Copy each line that has the string "서류전형" somewhere in it.

··· Records provided ···

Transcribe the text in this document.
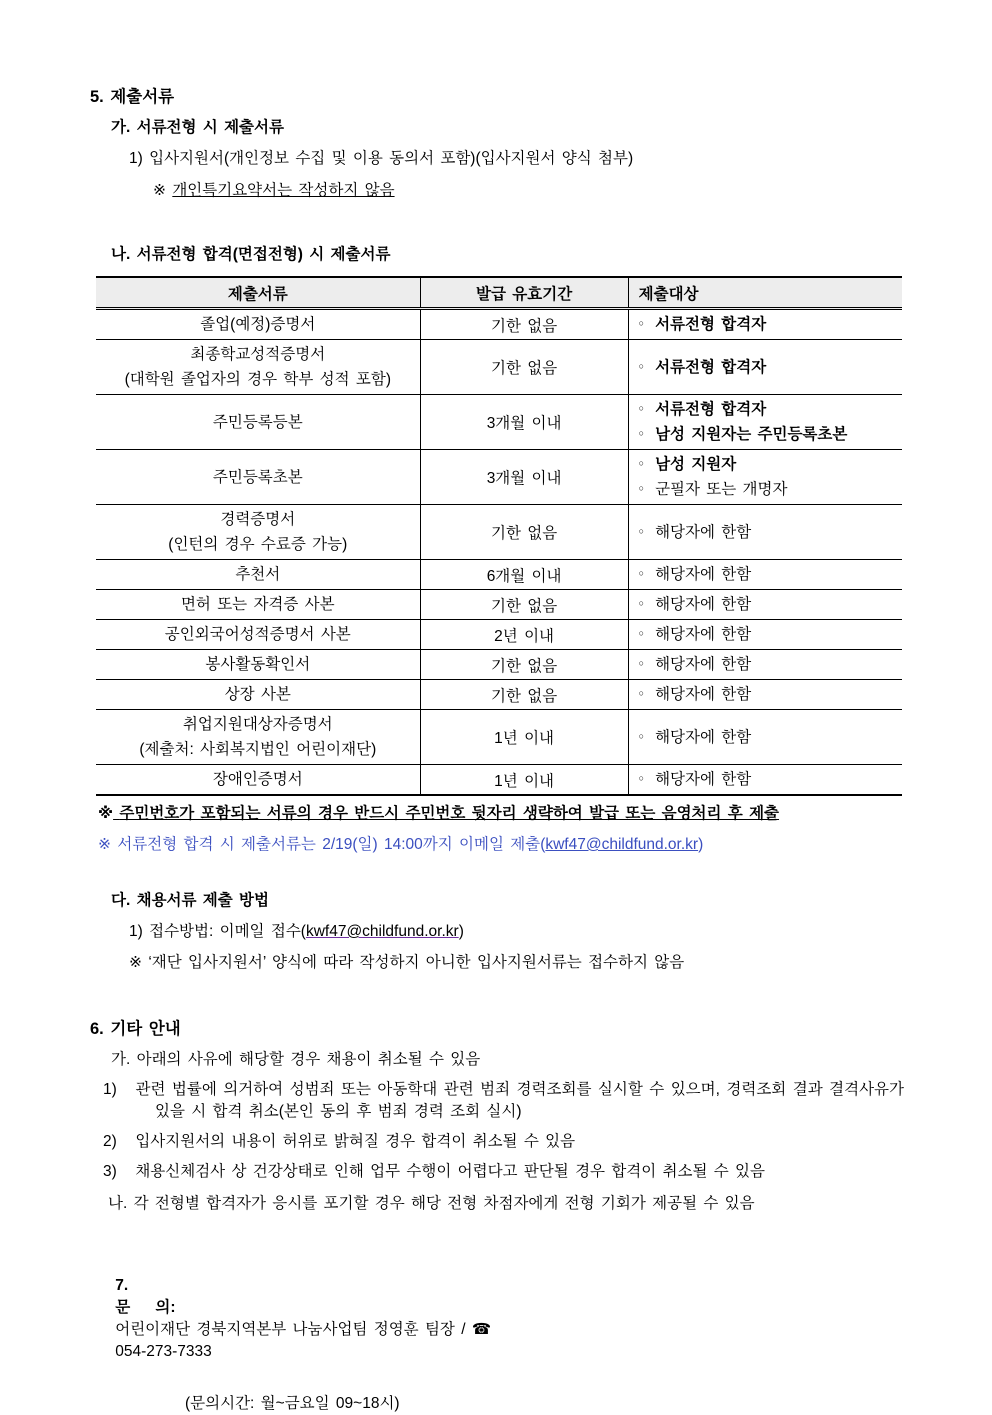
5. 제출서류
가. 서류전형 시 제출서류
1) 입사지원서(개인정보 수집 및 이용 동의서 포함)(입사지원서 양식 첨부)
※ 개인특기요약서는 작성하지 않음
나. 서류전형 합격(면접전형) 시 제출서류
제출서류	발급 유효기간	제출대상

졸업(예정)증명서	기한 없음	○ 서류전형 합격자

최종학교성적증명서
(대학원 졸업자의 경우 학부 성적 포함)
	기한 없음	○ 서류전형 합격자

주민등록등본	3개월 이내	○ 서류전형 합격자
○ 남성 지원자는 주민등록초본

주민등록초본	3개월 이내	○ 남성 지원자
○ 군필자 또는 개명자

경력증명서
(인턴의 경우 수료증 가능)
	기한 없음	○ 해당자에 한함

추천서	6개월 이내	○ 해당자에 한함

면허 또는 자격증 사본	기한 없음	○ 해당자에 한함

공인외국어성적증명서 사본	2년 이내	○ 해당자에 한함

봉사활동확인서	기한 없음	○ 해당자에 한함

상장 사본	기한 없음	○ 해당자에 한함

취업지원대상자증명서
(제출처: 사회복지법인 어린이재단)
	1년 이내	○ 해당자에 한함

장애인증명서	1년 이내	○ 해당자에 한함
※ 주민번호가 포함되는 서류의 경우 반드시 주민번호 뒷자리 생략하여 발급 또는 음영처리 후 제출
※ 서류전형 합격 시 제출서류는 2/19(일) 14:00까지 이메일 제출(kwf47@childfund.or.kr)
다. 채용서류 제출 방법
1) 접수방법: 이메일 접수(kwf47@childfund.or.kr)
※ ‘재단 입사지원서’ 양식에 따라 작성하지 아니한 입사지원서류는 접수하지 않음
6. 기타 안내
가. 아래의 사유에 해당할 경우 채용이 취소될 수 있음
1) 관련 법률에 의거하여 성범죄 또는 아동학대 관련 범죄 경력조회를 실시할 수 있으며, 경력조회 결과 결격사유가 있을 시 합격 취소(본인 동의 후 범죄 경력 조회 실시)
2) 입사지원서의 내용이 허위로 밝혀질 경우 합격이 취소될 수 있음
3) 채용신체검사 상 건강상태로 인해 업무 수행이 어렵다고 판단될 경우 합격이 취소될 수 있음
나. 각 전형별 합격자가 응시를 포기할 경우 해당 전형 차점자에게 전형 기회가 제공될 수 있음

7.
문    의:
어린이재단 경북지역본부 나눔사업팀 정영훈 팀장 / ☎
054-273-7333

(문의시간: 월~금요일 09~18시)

···

• [Exercise result]
가. 서류전형 시 제출서류
나. 서류전형 합격(면접전형) 시 제출서류
졸업(예정)증명서	기한 없음	○ 서류전형 합격자
	기한 없음	○ 서류전형 합격자
주민등록등본	3개월 이내	○ 서류전형 합격자
※ 서류전형 합격 시 제출서류는 2/19(일) 14:00까지 이메일 제출(kwf47@childfund.or.kr)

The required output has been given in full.